[start EXTRACTED ENTRIES]

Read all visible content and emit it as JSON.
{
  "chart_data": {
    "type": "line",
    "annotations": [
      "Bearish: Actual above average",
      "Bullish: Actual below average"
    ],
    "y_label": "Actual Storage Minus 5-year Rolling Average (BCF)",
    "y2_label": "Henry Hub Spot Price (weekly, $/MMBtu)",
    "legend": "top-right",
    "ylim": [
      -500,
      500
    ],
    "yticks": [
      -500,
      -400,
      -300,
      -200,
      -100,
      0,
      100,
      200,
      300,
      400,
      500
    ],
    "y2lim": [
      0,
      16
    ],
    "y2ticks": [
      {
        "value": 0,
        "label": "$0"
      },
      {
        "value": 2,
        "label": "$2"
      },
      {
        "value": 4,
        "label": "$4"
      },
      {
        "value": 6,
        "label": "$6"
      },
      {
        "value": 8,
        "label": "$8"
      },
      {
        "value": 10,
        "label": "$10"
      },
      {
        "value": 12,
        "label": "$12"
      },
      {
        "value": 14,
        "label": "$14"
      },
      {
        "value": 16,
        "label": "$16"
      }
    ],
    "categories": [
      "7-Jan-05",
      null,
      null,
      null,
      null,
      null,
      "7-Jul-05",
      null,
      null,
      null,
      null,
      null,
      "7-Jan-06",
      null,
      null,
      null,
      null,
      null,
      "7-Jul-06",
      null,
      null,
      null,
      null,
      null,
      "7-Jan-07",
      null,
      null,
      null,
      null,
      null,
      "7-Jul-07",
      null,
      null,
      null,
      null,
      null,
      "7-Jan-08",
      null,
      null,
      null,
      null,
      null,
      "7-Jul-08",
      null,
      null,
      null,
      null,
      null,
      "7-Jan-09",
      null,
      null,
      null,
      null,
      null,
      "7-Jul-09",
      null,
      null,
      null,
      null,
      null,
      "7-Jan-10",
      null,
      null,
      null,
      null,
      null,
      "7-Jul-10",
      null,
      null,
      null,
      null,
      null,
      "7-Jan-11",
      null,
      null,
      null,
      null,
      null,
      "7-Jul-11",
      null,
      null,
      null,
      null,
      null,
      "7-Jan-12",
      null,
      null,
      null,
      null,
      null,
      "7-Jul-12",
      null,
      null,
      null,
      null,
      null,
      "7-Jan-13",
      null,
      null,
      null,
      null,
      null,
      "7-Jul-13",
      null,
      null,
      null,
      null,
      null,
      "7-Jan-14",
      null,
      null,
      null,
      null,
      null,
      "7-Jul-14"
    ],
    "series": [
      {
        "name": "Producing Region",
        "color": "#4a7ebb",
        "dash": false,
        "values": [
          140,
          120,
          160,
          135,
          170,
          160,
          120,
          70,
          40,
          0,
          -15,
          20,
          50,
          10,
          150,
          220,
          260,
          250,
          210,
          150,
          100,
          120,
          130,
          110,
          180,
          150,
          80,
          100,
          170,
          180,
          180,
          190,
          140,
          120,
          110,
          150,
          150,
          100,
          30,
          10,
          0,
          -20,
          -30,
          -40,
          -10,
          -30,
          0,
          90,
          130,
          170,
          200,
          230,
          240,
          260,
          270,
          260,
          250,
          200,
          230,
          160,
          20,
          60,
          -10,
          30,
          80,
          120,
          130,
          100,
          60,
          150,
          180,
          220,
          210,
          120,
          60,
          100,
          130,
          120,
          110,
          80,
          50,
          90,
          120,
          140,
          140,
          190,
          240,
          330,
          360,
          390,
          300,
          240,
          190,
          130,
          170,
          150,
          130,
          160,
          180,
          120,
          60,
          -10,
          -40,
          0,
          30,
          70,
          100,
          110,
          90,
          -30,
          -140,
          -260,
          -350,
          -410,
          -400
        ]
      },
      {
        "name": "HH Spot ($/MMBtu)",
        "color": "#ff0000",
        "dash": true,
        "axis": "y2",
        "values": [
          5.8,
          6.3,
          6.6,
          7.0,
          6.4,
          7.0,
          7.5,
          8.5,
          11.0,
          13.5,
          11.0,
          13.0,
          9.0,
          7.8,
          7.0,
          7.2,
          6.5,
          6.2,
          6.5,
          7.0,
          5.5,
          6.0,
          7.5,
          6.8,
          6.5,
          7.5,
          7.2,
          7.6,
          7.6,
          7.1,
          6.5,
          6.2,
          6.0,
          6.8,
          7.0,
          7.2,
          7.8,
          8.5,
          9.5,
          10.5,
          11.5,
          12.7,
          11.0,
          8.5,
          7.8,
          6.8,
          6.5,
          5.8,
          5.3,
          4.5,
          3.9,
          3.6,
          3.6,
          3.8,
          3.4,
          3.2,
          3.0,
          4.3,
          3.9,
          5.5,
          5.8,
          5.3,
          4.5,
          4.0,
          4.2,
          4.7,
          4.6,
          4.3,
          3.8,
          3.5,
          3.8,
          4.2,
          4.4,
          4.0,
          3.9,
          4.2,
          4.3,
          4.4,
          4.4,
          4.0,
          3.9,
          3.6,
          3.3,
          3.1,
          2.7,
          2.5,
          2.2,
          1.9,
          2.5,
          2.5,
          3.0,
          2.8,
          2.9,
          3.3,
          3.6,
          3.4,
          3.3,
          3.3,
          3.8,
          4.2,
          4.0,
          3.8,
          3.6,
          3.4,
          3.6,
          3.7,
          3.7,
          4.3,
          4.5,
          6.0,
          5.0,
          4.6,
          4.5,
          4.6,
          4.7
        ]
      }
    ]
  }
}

[end EXTRACTED ENTRIES]

WHAT YOU SHOULD DO => Collect the lines of the records that include the string "name".

EXERCISE OUTPUT =>
        "name": "Producing Region",
        "name": "HH Spot ($/MMBtu)",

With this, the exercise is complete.